TASK DIRECTIONS:
Return the full material exactly.

EXCERPTED RECORDS:
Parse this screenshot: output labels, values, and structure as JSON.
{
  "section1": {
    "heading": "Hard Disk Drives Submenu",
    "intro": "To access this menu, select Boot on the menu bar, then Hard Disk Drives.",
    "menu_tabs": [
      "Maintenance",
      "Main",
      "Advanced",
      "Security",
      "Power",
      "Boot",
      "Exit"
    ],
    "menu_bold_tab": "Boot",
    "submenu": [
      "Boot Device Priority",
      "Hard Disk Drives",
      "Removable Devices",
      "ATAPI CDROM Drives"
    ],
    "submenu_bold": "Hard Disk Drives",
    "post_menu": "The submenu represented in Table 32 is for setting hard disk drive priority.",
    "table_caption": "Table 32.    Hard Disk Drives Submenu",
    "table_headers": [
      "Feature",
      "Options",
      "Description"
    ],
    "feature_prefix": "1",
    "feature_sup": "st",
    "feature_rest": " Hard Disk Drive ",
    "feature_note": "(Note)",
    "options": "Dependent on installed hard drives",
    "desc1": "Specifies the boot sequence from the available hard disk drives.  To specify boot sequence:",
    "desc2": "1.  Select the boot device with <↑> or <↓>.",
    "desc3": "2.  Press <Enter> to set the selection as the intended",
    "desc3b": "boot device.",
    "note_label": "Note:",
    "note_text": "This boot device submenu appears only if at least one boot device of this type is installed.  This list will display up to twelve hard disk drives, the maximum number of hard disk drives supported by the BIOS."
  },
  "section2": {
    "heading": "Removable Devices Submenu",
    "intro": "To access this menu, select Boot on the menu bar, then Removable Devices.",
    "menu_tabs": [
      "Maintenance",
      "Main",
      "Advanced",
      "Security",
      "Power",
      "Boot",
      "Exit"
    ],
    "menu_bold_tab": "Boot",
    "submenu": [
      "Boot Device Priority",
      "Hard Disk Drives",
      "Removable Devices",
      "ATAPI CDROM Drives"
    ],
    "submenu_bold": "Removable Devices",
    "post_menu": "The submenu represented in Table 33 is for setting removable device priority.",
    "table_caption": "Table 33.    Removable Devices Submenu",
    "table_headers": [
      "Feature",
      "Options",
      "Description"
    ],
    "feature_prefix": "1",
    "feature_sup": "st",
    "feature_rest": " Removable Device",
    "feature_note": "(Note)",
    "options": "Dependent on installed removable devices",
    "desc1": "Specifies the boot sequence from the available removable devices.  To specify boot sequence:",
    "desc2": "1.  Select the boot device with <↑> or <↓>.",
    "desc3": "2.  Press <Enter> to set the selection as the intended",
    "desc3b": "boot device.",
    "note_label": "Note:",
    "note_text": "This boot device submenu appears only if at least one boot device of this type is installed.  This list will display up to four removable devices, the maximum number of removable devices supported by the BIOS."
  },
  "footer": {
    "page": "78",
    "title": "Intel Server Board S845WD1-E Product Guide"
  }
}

RESPONSE TO THE EXERCISE:
Parse this screenshot: output labels, values, and structure as JSON.
{
  "section1": {
    "heading": "Hard Disk Drives Submenu",
    "intro": "To access this menu, select Boot on the menu bar, then Hard Disk Drives.",
    "menu_tabs": [
      "Maintenance",
      "Main",
      "Advanced",
      "Security",
      "Power",
      "Boot",
      "Exit"
    ],
    "menu_bold_tab": "Boot",
    "submenu": [
      "Boot Device Priority",
      "Hard Disk Drives",
      "Removable Devices",
      "ATAPI CDROM Drives"
    ],
    "submenu_bold": "Hard Disk Drives",
    "post_menu": "The submenu represented in Table 32 is for setting hard disk drive priority.",
    "table_caption": "Table 32.    Hard Disk Drives Submenu",
    "table_headers": [
      "Feature",
      "Options",
      "Description"
    ],
    "feature_prefix": "1",
    "feature_sup": "st",
    "feature_rest": " Hard Disk Drive ",
    "feature_note": "(Note)",
    "options": "Dependent on installed hard drives",
    "desc1": "Specifies the boot sequence from the available hard disk drives.  To specify boot sequence:",
    "desc2": "1.  Select the boot device with <↑> or <↓>.",
    "desc3": "2.  Press <Enter> to set the selection as the intended",
    "desc3b": "boot device.",
    "note_label": "Note:",
    "note_text": "This boot device submenu appears only if at least one boot device of this type is installed.  This list will display up to twelve hard disk drives, the maximum number of hard disk drives supported by the BIOS."
  },
  "section2": {
    "heading": "Removable Devices Submenu",
    "intro": "To access this menu, select Boot on the menu bar, then Removable Devices.",
    "menu_tabs": [
      "Maintenance",
      "Main",
      "Advanced",
      "Security",
      "Power",
      "Boot",
      "Exit"
    ],
    "menu_bold_tab": "Boot",
    "submenu": [
      "Boot Device Priority",
      "Hard Disk Drives",
      "Removable Devices",
      "ATAPI CDROM Drives"
    ],
    "submenu_bold": "Removable Devices",
    "post_menu": "The submenu represented in Table 33 is for setting removable device priority.",
    "table_caption": "Table 33.    Removable Devices Submenu",
    "table_headers": [
      "Feature",
      "Options",
      "Description"
    ],
    "feature_prefix": "1",
    "feature_sup": "st",
    "feature_rest": " Removable Device",
    "feature_note": "(Note)",
    "options": "Dependent on installed removable devices",
    "desc1": "Specifies the boot sequence from the available removable devices.  To specify boot sequence:",
    "desc2": "1.  Select the boot device with <↑> or <↓>.",
    "desc3": "2.  Press <Enter> to set the selection as the intended",
    "desc3b": "boot device.",
    "note_label": "Note:",
    "note_text": "This boot device submenu appears only if at least one boot device of this type is installed.  This list will display up to four removable devices, the maximum number of removable devices supported by the BIOS."
  },
  "footer": {
    "page": "78",
    "title": "Intel Server Board S845WD1-E Product Guide"
  }
}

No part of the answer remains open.